Data records:
──────

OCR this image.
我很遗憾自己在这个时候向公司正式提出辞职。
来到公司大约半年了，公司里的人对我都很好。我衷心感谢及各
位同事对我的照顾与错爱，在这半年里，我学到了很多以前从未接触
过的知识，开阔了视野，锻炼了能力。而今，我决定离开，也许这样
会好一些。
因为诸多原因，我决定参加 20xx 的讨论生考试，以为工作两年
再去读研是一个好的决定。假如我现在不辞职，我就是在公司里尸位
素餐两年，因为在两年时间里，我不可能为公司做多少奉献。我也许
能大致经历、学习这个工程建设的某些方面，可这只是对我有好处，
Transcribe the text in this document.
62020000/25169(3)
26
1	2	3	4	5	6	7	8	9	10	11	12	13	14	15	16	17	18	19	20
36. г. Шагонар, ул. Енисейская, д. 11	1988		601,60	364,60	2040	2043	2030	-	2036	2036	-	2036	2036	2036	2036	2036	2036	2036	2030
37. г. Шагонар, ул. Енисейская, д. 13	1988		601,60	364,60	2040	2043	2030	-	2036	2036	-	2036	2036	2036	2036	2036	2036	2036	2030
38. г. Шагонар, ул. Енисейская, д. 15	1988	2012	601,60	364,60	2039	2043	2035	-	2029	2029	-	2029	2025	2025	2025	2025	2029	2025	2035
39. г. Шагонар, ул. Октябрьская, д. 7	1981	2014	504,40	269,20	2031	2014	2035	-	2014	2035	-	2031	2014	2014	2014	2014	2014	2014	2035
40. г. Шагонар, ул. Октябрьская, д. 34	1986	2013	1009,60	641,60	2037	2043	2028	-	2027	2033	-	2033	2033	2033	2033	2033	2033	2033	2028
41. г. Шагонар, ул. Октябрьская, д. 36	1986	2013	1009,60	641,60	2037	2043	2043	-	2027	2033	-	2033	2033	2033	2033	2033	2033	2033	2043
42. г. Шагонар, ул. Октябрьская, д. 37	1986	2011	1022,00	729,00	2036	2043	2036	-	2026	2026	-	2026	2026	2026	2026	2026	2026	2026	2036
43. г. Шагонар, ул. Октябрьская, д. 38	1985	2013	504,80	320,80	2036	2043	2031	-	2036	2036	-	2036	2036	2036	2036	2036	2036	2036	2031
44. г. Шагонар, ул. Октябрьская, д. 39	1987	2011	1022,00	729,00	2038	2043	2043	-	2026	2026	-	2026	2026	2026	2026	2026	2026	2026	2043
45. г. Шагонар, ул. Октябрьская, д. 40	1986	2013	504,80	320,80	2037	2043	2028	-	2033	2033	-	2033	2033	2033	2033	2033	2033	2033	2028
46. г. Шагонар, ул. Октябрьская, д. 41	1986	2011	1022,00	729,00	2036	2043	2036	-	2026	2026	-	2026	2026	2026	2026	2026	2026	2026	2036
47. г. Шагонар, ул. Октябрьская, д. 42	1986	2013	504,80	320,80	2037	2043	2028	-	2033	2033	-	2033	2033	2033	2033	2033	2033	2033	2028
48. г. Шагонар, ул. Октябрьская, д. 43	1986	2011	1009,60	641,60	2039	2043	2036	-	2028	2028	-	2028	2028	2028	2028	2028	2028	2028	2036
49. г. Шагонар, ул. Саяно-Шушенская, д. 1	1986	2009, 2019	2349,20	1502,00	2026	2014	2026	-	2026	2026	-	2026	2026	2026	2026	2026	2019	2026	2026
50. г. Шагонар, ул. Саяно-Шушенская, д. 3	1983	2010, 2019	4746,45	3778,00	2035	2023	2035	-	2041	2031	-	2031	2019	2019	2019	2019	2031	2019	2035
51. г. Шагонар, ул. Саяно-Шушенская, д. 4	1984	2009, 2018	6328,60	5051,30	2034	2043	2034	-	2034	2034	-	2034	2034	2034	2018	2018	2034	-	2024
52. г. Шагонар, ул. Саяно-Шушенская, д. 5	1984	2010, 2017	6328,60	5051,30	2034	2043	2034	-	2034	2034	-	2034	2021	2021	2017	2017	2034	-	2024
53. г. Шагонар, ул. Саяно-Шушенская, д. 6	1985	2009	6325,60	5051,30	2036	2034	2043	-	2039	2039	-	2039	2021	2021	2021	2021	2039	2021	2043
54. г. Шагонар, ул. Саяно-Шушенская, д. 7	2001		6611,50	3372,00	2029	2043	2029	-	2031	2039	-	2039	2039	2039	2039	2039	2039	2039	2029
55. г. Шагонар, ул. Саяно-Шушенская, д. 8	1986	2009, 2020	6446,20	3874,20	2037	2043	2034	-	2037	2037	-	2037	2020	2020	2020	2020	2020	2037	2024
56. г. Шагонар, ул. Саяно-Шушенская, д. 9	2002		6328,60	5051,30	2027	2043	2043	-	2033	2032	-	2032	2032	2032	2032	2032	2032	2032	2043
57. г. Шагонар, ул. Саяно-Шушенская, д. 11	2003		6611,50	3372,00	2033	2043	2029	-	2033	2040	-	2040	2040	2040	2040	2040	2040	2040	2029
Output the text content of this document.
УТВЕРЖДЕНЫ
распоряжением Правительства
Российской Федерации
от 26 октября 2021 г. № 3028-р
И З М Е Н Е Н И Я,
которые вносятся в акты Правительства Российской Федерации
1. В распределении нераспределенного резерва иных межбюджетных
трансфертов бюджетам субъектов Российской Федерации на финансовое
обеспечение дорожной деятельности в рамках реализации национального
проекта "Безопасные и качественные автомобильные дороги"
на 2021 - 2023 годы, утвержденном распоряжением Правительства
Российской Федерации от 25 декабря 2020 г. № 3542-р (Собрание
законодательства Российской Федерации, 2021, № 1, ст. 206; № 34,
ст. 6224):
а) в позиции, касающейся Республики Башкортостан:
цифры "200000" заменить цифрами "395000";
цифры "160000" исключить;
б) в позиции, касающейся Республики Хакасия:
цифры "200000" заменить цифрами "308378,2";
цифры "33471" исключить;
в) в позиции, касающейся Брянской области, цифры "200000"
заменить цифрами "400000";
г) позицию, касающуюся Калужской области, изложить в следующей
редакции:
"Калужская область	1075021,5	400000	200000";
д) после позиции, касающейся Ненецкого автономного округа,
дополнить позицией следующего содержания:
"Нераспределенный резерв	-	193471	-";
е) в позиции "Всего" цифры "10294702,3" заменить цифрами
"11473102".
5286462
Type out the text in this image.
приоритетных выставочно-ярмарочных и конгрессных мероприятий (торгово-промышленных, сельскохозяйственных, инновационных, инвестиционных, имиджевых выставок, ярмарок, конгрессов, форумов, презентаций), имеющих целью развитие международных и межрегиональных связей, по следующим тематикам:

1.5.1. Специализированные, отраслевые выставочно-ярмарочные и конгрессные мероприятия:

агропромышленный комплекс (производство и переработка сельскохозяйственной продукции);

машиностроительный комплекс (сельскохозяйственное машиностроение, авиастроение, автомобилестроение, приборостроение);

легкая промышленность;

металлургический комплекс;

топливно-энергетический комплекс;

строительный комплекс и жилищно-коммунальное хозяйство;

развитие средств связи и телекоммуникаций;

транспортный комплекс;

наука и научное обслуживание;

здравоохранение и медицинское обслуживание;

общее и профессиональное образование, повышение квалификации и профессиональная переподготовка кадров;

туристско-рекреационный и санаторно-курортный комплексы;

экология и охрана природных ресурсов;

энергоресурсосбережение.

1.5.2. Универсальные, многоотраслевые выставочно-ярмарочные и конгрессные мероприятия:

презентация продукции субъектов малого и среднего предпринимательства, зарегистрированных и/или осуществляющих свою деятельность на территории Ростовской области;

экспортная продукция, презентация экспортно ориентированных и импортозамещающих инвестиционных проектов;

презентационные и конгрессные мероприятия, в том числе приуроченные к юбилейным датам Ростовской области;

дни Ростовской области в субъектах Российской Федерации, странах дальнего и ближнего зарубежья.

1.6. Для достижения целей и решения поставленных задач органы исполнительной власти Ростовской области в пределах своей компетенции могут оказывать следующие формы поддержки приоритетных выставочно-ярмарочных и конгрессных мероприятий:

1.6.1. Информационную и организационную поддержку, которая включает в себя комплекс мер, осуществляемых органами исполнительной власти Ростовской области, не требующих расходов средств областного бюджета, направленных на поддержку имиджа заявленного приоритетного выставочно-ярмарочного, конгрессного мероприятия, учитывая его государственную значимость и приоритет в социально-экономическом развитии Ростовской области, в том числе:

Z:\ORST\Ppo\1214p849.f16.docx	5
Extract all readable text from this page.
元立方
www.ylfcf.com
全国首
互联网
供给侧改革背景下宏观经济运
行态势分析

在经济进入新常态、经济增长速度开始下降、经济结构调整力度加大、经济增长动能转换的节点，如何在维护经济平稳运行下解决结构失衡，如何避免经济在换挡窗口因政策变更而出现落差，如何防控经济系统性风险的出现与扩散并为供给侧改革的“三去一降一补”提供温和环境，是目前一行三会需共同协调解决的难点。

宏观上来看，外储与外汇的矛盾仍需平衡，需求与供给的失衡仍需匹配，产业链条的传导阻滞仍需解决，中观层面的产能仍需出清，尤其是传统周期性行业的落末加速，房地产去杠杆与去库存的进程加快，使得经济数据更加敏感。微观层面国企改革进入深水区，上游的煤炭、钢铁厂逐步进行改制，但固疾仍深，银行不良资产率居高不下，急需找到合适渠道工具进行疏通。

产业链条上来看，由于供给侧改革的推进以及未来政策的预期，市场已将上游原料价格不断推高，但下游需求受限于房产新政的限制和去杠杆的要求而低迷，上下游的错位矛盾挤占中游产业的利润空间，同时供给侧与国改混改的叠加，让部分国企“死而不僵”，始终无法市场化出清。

──────

TASK TO CARRY OUT:
Filter the records down to the lines that contain the string "области", and copy those lines.

THE COMPLETED TASK:
в) в позиции, касающейся Брянской области, цифры "200000"
г) позицию, касающуюся Калужской области, изложить в следующей
презентация продукции субъектов малого и среднего предпринимательства, зарегистрированных и/или осуществляющих свою деятельность на территории Ростовской области;
презентационные и конгрессные мероприятия, в том числе приуроченные к юбилейным датам Ростовской области;
дни Ростовской области в субъектах Российской Федерации, странах дальнего и ближнего зарубежья.
1.6. Для достижения целей и решения поставленных задач органы исполнительной власти Ростовской области в пределах своей компетенции могут оказывать следующие формы поддержки приоритетных выставочно-ярмарочных и конгрессных мероприятий:
1.6.1. Информационную и организационную поддержку, которая включает в себя комплекс мер, осуществляемых органами исполнительной власти Ростовской области, не требующих расходов средств областного бюджета, направленных на поддержку имиджа заявленного приоритетного выставочно-ярмарочного, конгрессного мероприятия, учитывая его государственную значимость и приоритет в социально-экономическом развитии Ростовской области, в том числе:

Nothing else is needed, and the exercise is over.